Quote the whole listing exactly. Leave the pictures out of your copy.
= = =
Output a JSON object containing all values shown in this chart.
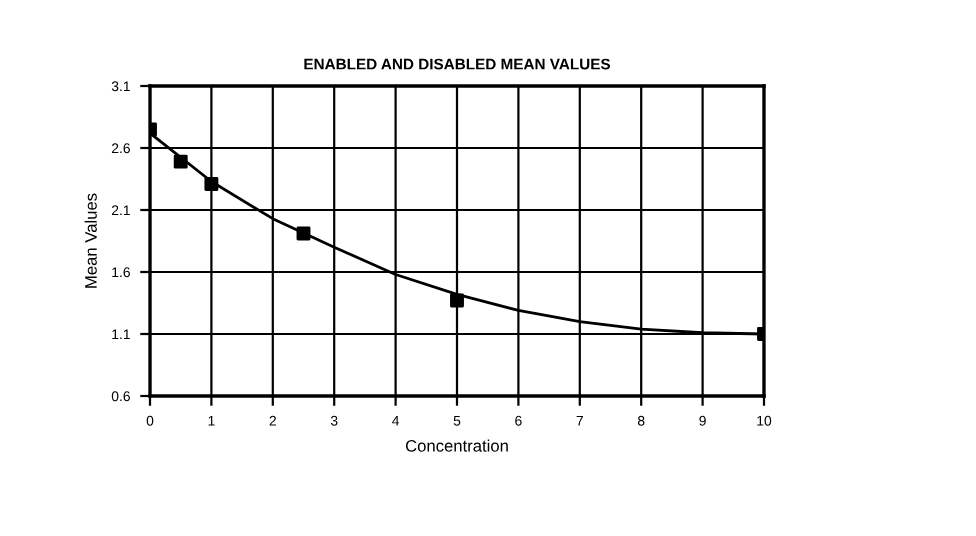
{
  "chart_data": {
    "type": "scatter",
    "title": "ENABLED AND DISABLED MEAN VALUES",
    "xlabel": "Concentration",
    "ylabel": "Mean Values",
    "series": [
      {
        "color": "#000000",
        "marker": "square",
        "x": [
          0,
          0.5,
          1,
          2.5,
          5,
          10
        ],
        "values": [
          2.75,
          2.49,
          2.31,
          1.91,
          1.37,
          1.1
        ]
      },
      {
        "type": "line",
        "color": "#000000",
        "marker": "none",
        "line_style": "solid",
        "x": [
          0,
          1,
          2,
          3,
          4,
          5,
          6,
          7,
          8,
          9,
          10
        ],
        "values": [
          2.72,
          2.33,
          2.03,
          1.8,
          1.58,
          1.42,
          1.29,
          1.2,
          1.14,
          1.11,
          1.1
        ]
      }
    ],
    "xlim": [
      0,
      10
    ],
    "xticks": [
      0,
      1,
      2,
      3,
      4,
      5,
      6,
      7,
      8,
      9,
      10
    ],
    "ylim": [
      0.6,
      3.1
    ],
    "yticks": [
      0.6,
      1.1,
      1.6,
      2.1,
      2.6,
      3.1
    ],
    "grid": true
  }
}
= = =
- EXERCISE OUTPUT -
Output a JSON object containing all values shown in this chart.
{
  "chart_data": {
    "type": "scatter",
    "title": "ENABLED AND DISABLED MEAN VALUES",
    "xlabel": "Concentration",
    "ylabel": "Mean Values",
    "series": [
      {
        "color": "#000000",
        "marker": "square",
        "x": [
          0,
          0.5,
          1,
          2.5,
          5,
          10
        ],
        "values": [
          2.75,
          2.49,
          2.31,
          1.91,
          1.37,
          1.1
        ]
      },
      {
        "type": "line",
        "color": "#000000",
        "marker": "none",
        "line_style": "solid",
        "x": [
          0,
          1,
          2,
          3,
          4,
          5,
          6,
          7,
          8,
          9,
          10
        ],
        "values": [
          2.72,
          2.33,
          2.03,
          1.8,
          1.58,
          1.42,
          1.29,
          1.2,
          1.14,
          1.11,
          1.1
        ]
      }
    ],
    "xlim": [
      0,
      10
    ],
    "xticks": [
      0,
      1,
      2,
      3,
      4,
      5,
      6,
      7,
      8,
      9,
      10
    ],
    "ylim": [
      0.6,
      3.1
    ],
    "yticks": [
      0.6,
      1.1,
      1.6,
      2.1,
      2.6,
      3.1
    ],
    "grid": true
  }
}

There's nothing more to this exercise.